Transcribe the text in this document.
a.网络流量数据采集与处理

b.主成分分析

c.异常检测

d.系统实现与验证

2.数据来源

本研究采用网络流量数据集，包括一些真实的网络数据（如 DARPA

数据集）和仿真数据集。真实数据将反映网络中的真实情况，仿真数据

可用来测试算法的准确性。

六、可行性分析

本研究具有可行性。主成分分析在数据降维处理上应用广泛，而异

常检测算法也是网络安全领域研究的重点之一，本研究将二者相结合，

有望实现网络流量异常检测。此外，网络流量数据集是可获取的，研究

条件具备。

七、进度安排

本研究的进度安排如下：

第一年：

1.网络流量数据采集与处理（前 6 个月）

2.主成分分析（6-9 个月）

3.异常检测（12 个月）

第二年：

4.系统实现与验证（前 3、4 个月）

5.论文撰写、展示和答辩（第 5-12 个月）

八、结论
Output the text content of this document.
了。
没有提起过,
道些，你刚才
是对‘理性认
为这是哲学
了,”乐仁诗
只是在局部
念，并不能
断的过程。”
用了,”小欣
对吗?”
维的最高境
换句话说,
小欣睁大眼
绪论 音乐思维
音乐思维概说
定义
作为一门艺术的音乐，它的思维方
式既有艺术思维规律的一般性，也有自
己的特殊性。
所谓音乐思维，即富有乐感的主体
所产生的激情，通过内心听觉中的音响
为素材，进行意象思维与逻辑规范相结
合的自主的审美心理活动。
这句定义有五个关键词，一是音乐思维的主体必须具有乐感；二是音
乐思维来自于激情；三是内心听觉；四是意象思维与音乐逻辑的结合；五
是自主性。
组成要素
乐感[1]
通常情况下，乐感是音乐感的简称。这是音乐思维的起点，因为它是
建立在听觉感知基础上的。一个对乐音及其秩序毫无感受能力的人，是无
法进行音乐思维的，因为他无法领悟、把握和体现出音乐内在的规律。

----------------

**REQUEST:**
The records above must be output exactly, in full.

**EXPECTED ANSWER:**
Transcribe the text in this document.
a.网络流量数据采集与处理

b.主成分分析

c.异常检测

d.系统实现与验证

2.数据来源

本研究采用网络流量数据集，包括一些真实的网络数据（如 DARPA

数据集）和仿真数据集。真实数据将反映网络中的真实情况，仿真数据

可用来测试算法的准确性。

六、可行性分析

本研究具有可行性。主成分分析在数据降维处理上应用广泛，而异

常检测算法也是网络安全领域研究的重点之一，本研究将二者相结合，

有望实现网络流量异常检测。此外，网络流量数据集是可获取的，研究

条件具备。

七、进度安排

本研究的进度安排如下：

第一年：

1.网络流量数据采集与处理（前 6 个月）

2.主成分分析（6-9 个月）

3.异常检测（12 个月）

第二年：

4.系统实现与验证（前 3、4 个月）

5.论文撰写、展示和答辩（第 5-12 个月）

八、结论
Output the text content of this document.
了。
没有提起过,
道些，你刚才
是对‘理性认
为这是哲学
了,”乐仁诗
只是在局部
念，并不能
断的过程。”
用了,”小欣
对吗?”
维的最高境
换句话说,
小欣睁大眼
绪论 音乐思维
音乐思维概说
定义
作为一门艺术的音乐，它的思维方
式既有艺术思维规律的一般性，也有自
己的特殊性。
所谓音乐思维，即富有乐感的主体
所产生的激情，通过内心听觉中的音响
为素材，进行意象思维与逻辑规范相结
合的自主的审美心理活动。
这句定义有五个关键词，一是音乐思维的主体必须具有乐感；二是音
乐思维来自于激情；三是内心听觉；四是意象思维与音乐逻辑的结合；五
是自主性。
组成要素
乐感[1]
通常情况下，乐感是音乐感的简称。这是音乐思维的起点，因为它是
建立在听觉感知基础上的。一个对乐音及其秩序毫无感受能力的人，是无
法进行音乐思维的，因为他无法领悟、把握和体现出音乐内在的规律。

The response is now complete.